What Does It Mean To Scrub An Insurance Claim?

December 29th, 2015 - David Greene, MD
Categories:   Claims   Coding   CPT® Coding   Diagnosis Coding   Insurance   Medicare   Modifiers   National Coverage Determinations (NCD)   Surgical Billing & Coding  
0 Votes - Sign in to vote or comment.

 

During the rigorous training physicians undergo to learn their craft, very little education is received on how to deal with submitting claims to insurance companies.  It’s unfortunately a necessary evil, as surgeons who contract with insurance companies rely on that reimbursement as the lifeblood for practice survival.

 

Receiving payment from insurance payers involves submitting claims after providing treatment.  Whether it’s in an office setting, emergency room, or an operating room, filing a claim involves supplying the appropriate procedure and diagnosis codes along with any appropriate modifiers pertaining to the treatment performed.  However, simply filing a claim does not assure that it will in fact be paid.

 

The policies of insurance companies for accepting or rejecting claims change often. A claim that got paid last month may be currently denied without notice depending on carrier specific modifications.  This results in a large batch of denied claims for surgeons performing many of the same procedures.  Not only is it confusing for a practice to attempt following up on these adjustments, it can result in lengthy days in accounts receivables along with rollercoaster collection periods.

 

Is there a secret weapon orthopedic surgeons can use to assist with streamlining claims to maximize acceptance?  That’s where claim “scrubbing” enters the picture.  The term “scrubbing” refers to an intricate cleaning of a claim prior to submission.  Over the past 10 years, automated claims editing has been developed which helps to validate that a claim is appropriate and accurate for submission.

 

There are two components in scrubbing claims.  As the most common error for denied claims is data entry errors, the patient demographic data is reviewed for the most common mistakes.  For instance, keying in an incorrect procedure code that is age specific would make the claim invalid, and the scrubber flags those types of errors for correction prior to submission.  This is the easy part of the automation. (Figure 1)

 

The complicated portion of scrubbing involves a thorough review of the codes and modifiers to ensure complicity with carrier specific guidelines. This is commonly referred



to as the “rules engine.”  In some fashion, every data element of the claim is analyzed. If a physician submits a claim for a hysterectomy and the scrubber sees a male gender it will obviously be flagged.  The scrubber verifies that a procedure performed is associated with a diagnosis code that justifies the medical necessity of that procedure along with variables such as gender, age, date and place of service and any required modifiers.  The complexity of scrubbing should not be underestimated.  By the time one multiplies the total number of Medicare local and national coverage determinations, along with data from the Correct Coding Initiative (CCI), ICD-9 codes, and modifiers the potential numbers of editable combinations surpasses ten million. Advanced claim scrubbers, though, can review about ten claims per second.

▶ **TASKS TO COMPLETE**
1/ In the article on insurance claim scrubbing, list every setting where treatment can be given before a claim is filed.
2/ Write the next part of the article on insurance claim scrubbing, starting after its final sentence.

▶ **RECORD EXCERPTS**
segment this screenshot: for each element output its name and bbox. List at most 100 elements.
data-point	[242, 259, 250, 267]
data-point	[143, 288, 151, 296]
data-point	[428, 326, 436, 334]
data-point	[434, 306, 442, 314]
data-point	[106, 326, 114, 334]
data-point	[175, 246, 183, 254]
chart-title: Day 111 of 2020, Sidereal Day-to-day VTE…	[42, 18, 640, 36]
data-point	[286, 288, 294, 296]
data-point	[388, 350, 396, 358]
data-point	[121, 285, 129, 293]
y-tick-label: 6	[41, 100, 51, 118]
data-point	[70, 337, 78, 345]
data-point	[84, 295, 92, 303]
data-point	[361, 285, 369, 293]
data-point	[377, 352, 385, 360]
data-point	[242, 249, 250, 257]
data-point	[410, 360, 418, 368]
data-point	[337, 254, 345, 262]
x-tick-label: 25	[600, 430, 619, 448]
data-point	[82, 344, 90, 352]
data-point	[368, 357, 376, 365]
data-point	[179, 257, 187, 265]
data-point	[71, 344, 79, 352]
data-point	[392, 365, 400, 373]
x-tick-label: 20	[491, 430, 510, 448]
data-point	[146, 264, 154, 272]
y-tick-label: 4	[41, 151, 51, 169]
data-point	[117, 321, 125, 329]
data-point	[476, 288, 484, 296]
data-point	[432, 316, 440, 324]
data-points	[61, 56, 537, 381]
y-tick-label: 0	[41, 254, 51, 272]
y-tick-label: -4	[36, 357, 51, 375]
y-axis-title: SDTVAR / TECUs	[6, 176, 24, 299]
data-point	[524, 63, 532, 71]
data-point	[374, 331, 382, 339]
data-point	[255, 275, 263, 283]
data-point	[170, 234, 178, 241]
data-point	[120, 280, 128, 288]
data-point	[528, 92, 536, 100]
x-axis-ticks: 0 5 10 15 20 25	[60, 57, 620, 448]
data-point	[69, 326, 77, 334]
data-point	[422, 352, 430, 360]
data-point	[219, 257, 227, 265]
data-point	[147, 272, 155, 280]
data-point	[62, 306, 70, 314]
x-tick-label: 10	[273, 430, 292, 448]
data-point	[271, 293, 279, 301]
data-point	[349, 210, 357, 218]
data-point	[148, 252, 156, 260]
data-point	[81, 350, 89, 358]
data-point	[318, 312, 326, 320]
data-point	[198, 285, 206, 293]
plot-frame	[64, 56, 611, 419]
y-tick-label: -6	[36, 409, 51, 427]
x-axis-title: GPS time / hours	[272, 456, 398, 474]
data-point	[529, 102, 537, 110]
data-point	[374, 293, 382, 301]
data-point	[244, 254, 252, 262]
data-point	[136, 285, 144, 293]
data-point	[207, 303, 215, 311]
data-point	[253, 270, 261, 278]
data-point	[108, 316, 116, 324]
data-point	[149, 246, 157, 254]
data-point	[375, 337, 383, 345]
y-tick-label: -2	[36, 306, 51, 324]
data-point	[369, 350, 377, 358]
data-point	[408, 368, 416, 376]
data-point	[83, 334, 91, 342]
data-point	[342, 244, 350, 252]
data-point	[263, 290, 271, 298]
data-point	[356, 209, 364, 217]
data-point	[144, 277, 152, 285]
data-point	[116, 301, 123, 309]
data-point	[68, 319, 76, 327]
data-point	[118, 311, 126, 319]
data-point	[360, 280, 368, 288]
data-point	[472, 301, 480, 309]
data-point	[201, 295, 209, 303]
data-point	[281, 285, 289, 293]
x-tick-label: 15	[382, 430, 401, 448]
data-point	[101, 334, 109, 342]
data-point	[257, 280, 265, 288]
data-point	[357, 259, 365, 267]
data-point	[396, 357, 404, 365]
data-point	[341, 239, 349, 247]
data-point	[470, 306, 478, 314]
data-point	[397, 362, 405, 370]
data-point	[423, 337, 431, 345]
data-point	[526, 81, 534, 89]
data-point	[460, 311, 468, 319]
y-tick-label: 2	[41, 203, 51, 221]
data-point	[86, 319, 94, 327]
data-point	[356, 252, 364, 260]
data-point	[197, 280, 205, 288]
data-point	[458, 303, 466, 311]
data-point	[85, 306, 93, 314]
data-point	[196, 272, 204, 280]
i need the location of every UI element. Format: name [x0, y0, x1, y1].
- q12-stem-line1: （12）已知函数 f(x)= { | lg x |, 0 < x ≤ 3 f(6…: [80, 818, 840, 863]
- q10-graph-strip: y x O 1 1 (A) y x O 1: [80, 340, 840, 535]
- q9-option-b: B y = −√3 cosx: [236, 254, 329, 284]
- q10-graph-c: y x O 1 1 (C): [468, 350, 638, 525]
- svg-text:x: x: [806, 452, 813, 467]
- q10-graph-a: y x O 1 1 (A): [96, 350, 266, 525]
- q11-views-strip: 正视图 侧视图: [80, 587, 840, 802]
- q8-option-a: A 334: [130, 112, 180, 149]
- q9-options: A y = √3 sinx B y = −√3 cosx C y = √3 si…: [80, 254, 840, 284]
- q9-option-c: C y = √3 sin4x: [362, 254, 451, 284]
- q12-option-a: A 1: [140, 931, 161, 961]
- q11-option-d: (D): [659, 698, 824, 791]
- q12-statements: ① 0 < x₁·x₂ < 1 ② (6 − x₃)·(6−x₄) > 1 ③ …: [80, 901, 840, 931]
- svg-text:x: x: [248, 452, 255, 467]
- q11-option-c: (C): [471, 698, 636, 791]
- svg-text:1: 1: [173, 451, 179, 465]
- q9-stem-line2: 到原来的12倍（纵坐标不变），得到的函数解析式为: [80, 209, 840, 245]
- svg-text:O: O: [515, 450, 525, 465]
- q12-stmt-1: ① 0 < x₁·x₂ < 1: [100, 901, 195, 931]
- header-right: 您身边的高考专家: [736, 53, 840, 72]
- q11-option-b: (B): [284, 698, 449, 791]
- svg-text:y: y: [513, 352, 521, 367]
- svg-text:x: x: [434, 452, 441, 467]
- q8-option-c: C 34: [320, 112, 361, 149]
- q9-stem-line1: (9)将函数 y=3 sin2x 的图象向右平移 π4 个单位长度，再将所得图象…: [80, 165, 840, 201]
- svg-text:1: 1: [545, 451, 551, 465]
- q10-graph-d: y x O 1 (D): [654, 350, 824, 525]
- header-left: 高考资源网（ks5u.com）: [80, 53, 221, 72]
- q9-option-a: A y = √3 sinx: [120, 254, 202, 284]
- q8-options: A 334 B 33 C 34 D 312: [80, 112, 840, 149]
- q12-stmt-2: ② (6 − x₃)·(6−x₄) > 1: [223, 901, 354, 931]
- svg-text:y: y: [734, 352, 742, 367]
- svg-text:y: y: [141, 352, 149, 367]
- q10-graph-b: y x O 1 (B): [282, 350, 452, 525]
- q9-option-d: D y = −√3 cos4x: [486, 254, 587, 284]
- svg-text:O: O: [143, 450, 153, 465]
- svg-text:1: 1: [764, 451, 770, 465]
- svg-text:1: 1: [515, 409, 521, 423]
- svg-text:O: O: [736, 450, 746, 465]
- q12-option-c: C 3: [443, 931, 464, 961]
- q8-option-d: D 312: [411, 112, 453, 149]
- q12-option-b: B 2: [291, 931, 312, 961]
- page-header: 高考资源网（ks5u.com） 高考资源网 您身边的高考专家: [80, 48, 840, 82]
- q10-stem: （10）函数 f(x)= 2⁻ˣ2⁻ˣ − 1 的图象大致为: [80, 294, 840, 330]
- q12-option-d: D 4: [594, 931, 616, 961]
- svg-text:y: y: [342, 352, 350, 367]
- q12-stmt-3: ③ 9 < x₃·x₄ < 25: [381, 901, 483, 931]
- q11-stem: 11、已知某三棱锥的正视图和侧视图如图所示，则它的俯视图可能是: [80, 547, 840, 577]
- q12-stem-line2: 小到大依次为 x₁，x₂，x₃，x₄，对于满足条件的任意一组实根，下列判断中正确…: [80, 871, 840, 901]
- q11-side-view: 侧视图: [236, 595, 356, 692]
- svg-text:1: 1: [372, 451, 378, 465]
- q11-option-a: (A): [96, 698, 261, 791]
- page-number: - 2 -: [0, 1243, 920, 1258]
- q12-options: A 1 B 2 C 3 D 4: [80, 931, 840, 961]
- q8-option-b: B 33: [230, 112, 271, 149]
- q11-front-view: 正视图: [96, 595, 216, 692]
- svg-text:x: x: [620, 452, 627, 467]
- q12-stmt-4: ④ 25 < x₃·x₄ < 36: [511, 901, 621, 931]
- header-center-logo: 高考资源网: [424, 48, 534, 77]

▶ **RESULTS FOR THE EXERCISE**
1/ Office setting, emergency room, operating room

2/
By including national and local coverage determinations from all of the Medicare geographical regions in every state along with data from the Correct Coding Initiative (CCI), approximately 35% of existing CPT® codes are represented as a baseline in claims editing programs.  There is no Medicare medical necessity guidelines for the remaining 65% of codes, therefore claim scrubber software companies hire clinicians and nurses who work full time evaluating up to the minute medical necessity data posted by insurance carriers around the country on their website as mandated by law. In addition, procedure codes are matched with all feasible diagnosis codes that are believed to be clinically defensible for claim acceptance. As one might expect, this is a costly endeavor so most claim scrubbing software companies license this portion from the few companies performing the research.

 

So how good are existing claim scrubbers?  There’s a wide range available, either as a standalone product or integrated with practice management software. Often the billing company utilized will incorporate a scrubber. The best ones will routinely achieve over 95% claim acceptance on the first pass. Practices who were previously performing manual edits typically find that after instituting the technology the scrubber flags over 30% of claims. This means about 30% potential claim denial prior to scrubbing, which drags out the revenue cycle. By having the scrubber flagging problem claims, changes can then be made instantly prior to submission, rather than waiting weeks for a denial.  As a result, the practice will see more reimbursement and receive those funds faster.  There will also be less back-end work secondary to denied claims.

 

Can relying on an experienced coder achieve the same acceptance rate?  In all likelihood, No.  As mentioned, scrubbers check demographic information along with the codes. Also, if a payer changes a filing guideline on its claim form or a medical necessity requirement, a certified coder would probably not be aware of it in a timely fashion.  If a surgeon is contracted with a large amount of carriers, the chances of being subjected to rejected claims increases dramatically without a way of continually monitoring these myriad and often complex requirements.

 

Embracing an advanced claim scrubber, whether directly or indirectly, will allow one’s practice to effectively combat the convoluted world of insurance claim rules and regulations.  Practices that incorporate claim scrubbing rarely move away from the process.  When the bottom line receives a significant boost along with peace of mind from knowing the latest technology is in their back pocket, why would they?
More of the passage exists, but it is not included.